Text section ::

## Start

In which we introduce online algorithms and discuss the buy-vs-rent problem, the secretary problem, and caching.

In this lecture and the next we will look at various examples of algorithms that operate under partial information. The input to these algorithms is provided as a “stream,” and, at each point in time, the algorithms need to make certain decisions, based on the part of the input that they have seen so far, but without knowing the rest of the input. If we knew that the input was coming from a simple distribution, then we could “learn” the distribution based on an initial segment of the input, and then proceed based on a probabilistic prediction of what the rest of the input is going to be like. In our analysis, instead, we will mostly take a worst-case point of view in which, at any point in time, the unknown part of the input could be anything. Interestingly, however, algorithms that are motivated by “learn and predict” heuristics often work well also from the point of view of worst-case analysis.

1. Online Algorithms and Competitive Analysis

We will look at online algorithms for optimization problems, and we will study them from the point of view of competitive analysis. The competitive ratio of an online algorithm for an optimization problem is simply the approximation ratio achieved by the algorithm, that is, the worst-case ratio between the cost of the solution found by the algorithm and the cost of an optimal solution.

Let us consider a concrete example: we decide to go skiing in Tahoe for the first time. Buying the equipment costs about $500 and renting it for a weekend costs $50. Should we buy or rent? Clearly it depends on how many more times we are going to go skiing in the future. If we will go skiing a total of 11 times or more, then it is better to buy, and to do it now. If we will go 9 times or fewer, then it is better to rent, and if we go 10 times it does not matter. What is an “online algorithm” in this case? Each time we want to go skiing, unless we have bought equipment a previous time, we have to decide whether we are going to buy or rent. After we buy, there is no more decision to make; at any time, the only “input” for the algorithm is the fact that this is the {k}-th time we are going skiing, and that we have been renting so far; the algorithm decides whether to buy or rent based on {k}. For deterministic algorithms, an algorithm is completely described by the time {t} at which it decides that it is time to buy.

What are the competitive ratios of the possible choices of {t}? If {t=1}, that is if we buy before the first time we go skiing, then the competitive ratio is 10, because we always spend $500, and if it so happens that we never go skiing again after the first time, then the optimum is $50. If {t=2}, then the competitive ratio is {5.5}, because if we go skiing twice then we rent the first time and buy the second, spending a total of $550, but the optimum is $100. In general, for every {t\leq 10}, the competitive ratio is

\displaystyle \frac {500 + 50(t-1)}{50t}= 1 + \frac9t

If {t\geq 10}, then the competitive ratio is

\displaystyle \frac {500+50(t-1)}{500} = .9 + \frac t {10}

So the best choice of {t} is {t=10}, which gives the competitive ratio {1.9}.

The general rule for buy-versus-rent problems is to keep renting until what we have spent renting equals the cost of buying. After that, we buy.

## End

Raw data ::
## Start

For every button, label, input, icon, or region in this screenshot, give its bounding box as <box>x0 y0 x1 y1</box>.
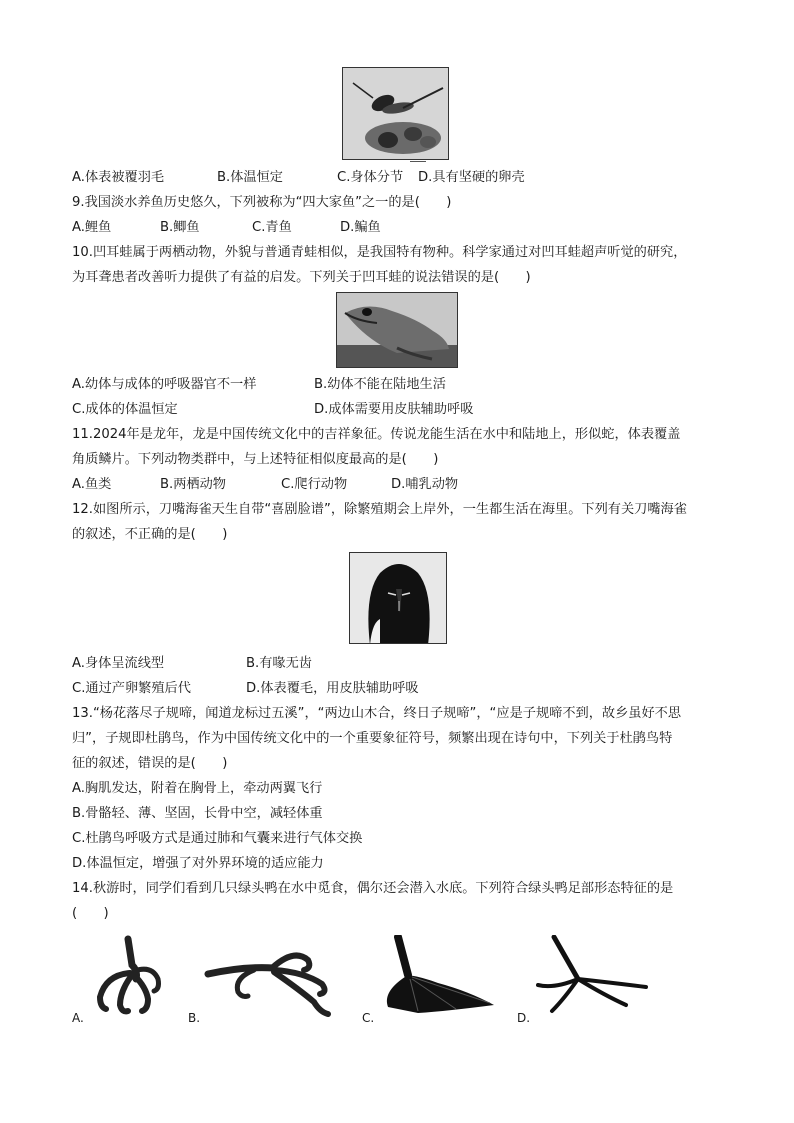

## End

Short problem 1 :: Translate this sentence from the text on online algorithms into Spanish: "Buying the equipment costs about $500 and renting it for a weekend costs $50."
Short problem 2 :: According to the text on online algorithms, why is the competitive ratio 10 if we buy before the first time we go skiing? Answer in one to three sentences.
The data is separate material and has no connection to the text on online algorithms.

Complete output 1 :: Comprar el equipo cuesta unos 500 dólares y alquilarlo por un fin de semana cuesta 50 dólares.

Complete output 2 :: With that choice we always spend $500. If we never go skiing again after the first time, the optimal cost is only $50.